--- START OF RECORDS SUPPLIED ---

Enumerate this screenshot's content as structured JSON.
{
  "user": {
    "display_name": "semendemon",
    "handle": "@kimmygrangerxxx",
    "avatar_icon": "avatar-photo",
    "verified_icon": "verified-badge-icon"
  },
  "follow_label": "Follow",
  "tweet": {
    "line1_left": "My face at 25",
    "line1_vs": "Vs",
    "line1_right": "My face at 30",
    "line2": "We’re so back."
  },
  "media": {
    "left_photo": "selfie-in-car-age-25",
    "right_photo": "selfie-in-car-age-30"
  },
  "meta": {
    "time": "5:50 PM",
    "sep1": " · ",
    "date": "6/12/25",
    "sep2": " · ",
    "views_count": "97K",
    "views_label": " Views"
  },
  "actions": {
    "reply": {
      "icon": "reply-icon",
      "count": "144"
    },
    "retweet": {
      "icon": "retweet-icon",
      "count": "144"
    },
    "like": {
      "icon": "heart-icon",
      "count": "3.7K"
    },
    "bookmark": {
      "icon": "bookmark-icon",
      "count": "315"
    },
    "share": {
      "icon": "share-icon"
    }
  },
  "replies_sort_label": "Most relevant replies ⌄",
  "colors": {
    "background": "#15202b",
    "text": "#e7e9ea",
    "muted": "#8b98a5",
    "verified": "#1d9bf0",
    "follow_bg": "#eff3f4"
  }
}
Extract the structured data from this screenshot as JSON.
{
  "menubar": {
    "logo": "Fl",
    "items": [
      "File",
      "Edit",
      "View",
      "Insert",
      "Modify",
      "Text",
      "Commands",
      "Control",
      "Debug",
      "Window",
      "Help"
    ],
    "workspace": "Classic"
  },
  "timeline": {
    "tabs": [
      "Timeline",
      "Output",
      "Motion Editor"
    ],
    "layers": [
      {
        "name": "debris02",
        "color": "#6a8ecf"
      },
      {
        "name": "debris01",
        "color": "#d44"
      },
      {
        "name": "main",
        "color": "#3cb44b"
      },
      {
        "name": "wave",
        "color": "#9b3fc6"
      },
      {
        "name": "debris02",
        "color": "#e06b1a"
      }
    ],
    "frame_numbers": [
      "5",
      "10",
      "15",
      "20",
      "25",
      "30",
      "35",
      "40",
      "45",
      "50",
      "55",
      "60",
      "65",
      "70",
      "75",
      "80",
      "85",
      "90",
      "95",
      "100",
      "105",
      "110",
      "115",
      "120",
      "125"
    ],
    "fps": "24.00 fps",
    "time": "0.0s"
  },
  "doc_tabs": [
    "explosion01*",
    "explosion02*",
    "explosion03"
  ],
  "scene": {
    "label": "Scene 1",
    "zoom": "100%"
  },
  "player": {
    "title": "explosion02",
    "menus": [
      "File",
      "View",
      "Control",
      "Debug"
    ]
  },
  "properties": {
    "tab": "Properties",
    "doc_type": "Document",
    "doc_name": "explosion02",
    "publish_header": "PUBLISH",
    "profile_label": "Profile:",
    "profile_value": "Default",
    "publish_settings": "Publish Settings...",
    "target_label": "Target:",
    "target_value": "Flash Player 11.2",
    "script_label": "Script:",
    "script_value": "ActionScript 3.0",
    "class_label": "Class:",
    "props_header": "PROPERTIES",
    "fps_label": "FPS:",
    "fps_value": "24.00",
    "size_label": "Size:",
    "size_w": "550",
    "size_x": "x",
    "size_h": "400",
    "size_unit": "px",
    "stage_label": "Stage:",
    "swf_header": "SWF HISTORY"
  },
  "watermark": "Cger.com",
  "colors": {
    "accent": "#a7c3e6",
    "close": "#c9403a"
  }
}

--- END OF RECORDS SUPPLIED ---

PROBLEM REQUIREMENTS:
Reproduce the material exactly, with every line intact.

SOLUTION TO THIS TASK:
Enumerate this screenshot's content as structured JSON.
{
  "user": {
    "display_name": "semendemon",
    "handle": "@kimmygrangerxxx",
    "avatar_icon": "avatar-photo",
    "verified_icon": "verified-badge-icon"
  },
  "follow_label": "Follow",
  "tweet": {
    "line1_left": "My face at 25",
    "line1_vs": "Vs",
    "line1_right": "My face at 30",
    "line2": "We’re so back."
  },
  "media": {
    "left_photo": "selfie-in-car-age-25",
    "right_photo": "selfie-in-car-age-30"
  },
  "meta": {
    "time": "5:50 PM",
    "sep1": " · ",
    "date": "6/12/25",
    "sep2": " · ",
    "views_count": "97K",
    "views_label": " Views"
  },
  "actions": {
    "reply": {
      "icon": "reply-icon",
      "count": "144"
    },
    "retweet": {
      "icon": "retweet-icon",
      "count": "144"
    },
    "like": {
      "icon": "heart-icon",
      "count": "3.7K"
    },
    "bookmark": {
      "icon": "bookmark-icon",
      "count": "315"
    },
    "share": {
      "icon": "share-icon"
    }
  },
  "replies_sort_label": "Most relevant replies ⌄",
  "colors": {
    "background": "#15202b",
    "text": "#e7e9ea",
    "muted": "#8b98a5",
    "verified": "#1d9bf0",
    "follow_bg": "#eff3f4"
  }
}
Extract the structured data from this screenshot as JSON.
{
  "menubar": {
    "logo": "Fl",
    "items": [
      "File",
      "Edit",
      "View",
      "Insert",
      "Modify",
      "Text",
      "Commands",
      "Control",
      "Debug",
      "Window",
      "Help"
    ],
    "workspace": "Classic"
  },
  "timeline": {
    "tabs": [
      "Timeline",
      "Output",
      "Motion Editor"
    ],
    "layers": [
      {
        "name": "debris02",
        "color": "#6a8ecf"
      },
      {
        "name": "debris01",
        "color": "#d44"
      },
      {
        "name": "main",
        "color": "#3cb44b"
      },
      {
        "name": "wave",
        "color": "#9b3fc6"
      },
      {
        "name": "debris02",
        "color": "#e06b1a"
      }
    ],
    "frame_numbers": [
      "5",
      "10",
      "15",
      "20",
      "25",
      "30",
      "35",
      "40",
      "45",
      "50",
      "55",
      "60",
      "65",
      "70",
      "75",
      "80",
      "85",
      "90",
      "95",
      "100",
      "105",
      "110",
      "115",
      "120",
      "125"
    ],
    "fps": "24.00 fps",
    "time": "0.0s"
  },
  "doc_tabs": [
    "explosion01*",
    "explosion02*",
    "explosion03"
  ],
  "scene": {
    "label": "Scene 1",
    "zoom": "100%"
  },
  "player": {
    "title": "explosion02",
    "menus": [
      "File",
      "View",
      "Control",
      "Debug"
    ]
  },
  "properties": {
    "tab": "Properties",
    "doc_type": "Document",
    "doc_name": "explosion02",
    "publish_header": "PUBLISH",
    "profile_label": "Profile:",
    "profile_value": "Default",
    "publish_settings": "Publish Settings...",
    "target_label": "Target:",
    "target_value": "Flash Player 11.2",
    "script_label": "Script:",
    "script_value": "ActionScript 3.0",
    "class_label": "Class:",
    "props_header": "PROPERTIES",
    "fps_label": "FPS:",
    "fps_value": "24.00",
    "size_label": "Size:",
    "size_w": "550",
    "size_x": "x",
    "size_h": "400",
    "size_unit": "px",
    "stage_label": "Stage:",
    "swf_header": "SWF HISTORY"
  },
  "watermark": "Cger.com",
  "colors": {
    "accent": "#a7c3e6",
    "close": "#c9403a"
  }
}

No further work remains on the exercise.